┌──

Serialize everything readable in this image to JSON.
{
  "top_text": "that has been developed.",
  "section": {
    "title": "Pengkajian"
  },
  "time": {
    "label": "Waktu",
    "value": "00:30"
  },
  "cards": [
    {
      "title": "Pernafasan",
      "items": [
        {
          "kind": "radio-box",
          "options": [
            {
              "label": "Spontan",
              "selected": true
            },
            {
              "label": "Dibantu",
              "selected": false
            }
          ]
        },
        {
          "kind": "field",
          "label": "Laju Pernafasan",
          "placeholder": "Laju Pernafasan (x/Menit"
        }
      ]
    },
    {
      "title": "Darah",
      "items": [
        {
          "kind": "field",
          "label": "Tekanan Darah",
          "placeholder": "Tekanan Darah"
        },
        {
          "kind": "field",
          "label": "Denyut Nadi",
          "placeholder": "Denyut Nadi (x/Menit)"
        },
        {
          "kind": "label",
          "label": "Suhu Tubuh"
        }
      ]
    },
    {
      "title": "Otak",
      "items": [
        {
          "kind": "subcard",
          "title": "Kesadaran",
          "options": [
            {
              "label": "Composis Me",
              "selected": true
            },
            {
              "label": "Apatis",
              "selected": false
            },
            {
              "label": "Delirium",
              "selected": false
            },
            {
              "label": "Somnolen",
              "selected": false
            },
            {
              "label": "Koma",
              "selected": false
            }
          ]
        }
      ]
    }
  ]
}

└──

— Task to carry out —
Copy out every line holding the string "Tekanan".

— Full response —
          "label": "Tekanan Darah",
          "placeholder": "Tekanan Darah"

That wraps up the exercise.